[Items listed in a dataset]
_ _ _ _ _

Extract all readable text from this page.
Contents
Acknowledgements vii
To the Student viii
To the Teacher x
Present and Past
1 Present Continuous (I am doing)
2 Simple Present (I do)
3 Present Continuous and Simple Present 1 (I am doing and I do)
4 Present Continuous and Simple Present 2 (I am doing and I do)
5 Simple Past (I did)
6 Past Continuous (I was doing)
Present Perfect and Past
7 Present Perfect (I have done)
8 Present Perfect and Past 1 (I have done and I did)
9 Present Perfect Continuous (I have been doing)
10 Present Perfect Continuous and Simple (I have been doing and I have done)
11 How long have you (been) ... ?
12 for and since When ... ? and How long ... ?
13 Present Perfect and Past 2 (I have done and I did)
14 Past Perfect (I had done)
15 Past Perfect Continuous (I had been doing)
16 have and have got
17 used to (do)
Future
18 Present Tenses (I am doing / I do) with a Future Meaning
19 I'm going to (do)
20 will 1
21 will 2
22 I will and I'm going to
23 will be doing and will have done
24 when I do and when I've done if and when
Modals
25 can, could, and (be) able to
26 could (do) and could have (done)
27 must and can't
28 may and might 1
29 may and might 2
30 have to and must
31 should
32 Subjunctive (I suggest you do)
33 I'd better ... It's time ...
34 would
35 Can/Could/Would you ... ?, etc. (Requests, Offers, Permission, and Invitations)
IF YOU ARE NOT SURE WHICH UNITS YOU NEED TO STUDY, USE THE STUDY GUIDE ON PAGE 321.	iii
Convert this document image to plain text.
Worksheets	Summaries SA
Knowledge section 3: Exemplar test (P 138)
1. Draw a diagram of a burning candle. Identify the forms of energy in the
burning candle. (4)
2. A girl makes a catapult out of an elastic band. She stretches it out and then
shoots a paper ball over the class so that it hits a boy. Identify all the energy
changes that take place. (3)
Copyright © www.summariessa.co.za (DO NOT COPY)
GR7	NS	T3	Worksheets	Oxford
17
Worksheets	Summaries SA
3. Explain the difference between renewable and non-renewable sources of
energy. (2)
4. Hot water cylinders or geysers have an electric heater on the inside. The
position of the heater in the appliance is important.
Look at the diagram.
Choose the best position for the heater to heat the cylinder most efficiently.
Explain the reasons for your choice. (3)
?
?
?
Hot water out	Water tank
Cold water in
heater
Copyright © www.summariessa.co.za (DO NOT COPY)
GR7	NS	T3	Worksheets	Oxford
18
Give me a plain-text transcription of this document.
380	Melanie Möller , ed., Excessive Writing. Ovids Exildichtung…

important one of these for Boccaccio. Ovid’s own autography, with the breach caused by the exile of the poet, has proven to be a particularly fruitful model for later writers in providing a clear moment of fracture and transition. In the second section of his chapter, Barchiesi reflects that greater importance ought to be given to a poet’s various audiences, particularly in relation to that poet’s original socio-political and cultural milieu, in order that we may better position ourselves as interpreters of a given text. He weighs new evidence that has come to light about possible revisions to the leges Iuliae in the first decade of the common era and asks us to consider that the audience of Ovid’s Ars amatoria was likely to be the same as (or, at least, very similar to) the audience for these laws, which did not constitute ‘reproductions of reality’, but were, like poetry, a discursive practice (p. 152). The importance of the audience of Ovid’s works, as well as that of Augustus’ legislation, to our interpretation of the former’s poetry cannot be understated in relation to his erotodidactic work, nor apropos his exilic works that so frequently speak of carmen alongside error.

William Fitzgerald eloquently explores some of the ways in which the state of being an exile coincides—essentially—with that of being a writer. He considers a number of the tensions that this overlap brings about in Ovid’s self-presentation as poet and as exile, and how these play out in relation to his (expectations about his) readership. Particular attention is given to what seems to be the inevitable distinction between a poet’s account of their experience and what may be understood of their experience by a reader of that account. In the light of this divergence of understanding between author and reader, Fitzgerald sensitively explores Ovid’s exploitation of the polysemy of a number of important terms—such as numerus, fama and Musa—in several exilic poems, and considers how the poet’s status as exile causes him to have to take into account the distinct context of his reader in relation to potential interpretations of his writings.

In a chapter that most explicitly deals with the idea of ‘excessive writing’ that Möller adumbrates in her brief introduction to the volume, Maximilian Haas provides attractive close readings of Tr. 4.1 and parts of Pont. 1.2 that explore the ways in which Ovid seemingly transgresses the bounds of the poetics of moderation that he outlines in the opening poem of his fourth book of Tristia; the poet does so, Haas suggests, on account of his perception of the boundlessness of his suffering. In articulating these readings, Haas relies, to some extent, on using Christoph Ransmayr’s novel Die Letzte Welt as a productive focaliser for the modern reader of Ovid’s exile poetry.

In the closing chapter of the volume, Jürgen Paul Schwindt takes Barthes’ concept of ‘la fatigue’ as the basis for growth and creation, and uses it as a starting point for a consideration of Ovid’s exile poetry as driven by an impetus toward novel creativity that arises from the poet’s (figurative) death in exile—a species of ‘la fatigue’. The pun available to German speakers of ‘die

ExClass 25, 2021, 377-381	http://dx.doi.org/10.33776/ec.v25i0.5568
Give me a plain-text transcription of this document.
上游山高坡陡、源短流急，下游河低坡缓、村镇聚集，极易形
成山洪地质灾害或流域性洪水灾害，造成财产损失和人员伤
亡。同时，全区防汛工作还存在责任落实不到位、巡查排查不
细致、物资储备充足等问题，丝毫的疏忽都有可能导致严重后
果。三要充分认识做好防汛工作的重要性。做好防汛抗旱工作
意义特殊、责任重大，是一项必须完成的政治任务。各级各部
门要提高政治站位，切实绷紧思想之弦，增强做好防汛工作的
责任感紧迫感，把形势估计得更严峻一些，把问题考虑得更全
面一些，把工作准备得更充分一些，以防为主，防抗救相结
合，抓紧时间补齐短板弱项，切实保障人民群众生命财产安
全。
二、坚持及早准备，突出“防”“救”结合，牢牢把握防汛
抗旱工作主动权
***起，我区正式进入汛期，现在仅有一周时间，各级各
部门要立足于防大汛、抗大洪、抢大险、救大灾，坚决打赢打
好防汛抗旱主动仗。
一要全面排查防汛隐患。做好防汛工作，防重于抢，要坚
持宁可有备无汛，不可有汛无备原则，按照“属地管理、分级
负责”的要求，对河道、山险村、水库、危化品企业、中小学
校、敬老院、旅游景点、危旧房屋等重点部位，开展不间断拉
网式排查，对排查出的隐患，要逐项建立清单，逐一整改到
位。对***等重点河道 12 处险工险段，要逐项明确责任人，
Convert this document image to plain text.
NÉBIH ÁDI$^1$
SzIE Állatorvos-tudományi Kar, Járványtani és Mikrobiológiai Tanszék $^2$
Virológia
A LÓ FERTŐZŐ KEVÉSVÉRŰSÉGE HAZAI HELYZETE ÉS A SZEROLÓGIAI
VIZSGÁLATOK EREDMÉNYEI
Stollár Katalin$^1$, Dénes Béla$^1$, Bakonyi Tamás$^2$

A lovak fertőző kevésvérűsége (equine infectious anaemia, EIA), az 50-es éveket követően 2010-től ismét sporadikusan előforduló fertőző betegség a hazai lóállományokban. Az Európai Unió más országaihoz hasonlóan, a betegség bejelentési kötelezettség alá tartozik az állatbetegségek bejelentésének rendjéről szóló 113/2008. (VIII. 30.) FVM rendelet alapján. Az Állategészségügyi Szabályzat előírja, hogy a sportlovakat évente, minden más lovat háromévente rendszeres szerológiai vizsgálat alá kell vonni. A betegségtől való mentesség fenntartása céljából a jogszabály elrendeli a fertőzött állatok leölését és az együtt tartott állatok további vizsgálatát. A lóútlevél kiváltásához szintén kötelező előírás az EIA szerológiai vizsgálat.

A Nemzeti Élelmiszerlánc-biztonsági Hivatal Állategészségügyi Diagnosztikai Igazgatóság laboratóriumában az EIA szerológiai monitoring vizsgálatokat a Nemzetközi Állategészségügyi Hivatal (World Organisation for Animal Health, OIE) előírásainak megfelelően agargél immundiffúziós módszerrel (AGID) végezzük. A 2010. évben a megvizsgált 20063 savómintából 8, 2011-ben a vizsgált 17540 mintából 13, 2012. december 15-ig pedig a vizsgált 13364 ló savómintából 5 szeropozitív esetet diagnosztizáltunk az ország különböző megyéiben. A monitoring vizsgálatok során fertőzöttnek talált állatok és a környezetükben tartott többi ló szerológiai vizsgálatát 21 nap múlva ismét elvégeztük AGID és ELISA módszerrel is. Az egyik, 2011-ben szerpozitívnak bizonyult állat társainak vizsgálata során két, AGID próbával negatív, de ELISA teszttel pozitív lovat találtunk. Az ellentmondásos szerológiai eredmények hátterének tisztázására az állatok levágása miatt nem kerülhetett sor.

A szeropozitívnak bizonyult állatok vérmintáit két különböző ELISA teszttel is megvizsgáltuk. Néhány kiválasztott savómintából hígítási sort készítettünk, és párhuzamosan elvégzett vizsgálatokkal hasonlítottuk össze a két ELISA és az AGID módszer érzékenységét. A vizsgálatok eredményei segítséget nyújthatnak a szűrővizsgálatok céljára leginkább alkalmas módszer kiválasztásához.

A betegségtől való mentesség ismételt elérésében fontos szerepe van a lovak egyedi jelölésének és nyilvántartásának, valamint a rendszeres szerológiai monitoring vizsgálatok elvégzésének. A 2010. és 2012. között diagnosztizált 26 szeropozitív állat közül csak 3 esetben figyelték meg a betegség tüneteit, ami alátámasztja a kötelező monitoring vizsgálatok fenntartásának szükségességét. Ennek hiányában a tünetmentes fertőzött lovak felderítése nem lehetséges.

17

_ _ _ _ _

### Exercise instructions
Sift through the entries and copy every line with "burning".

### Complete answer
1. Draw a diagram of a burning candle. Identify the forms of energy in the
burning candle. (4)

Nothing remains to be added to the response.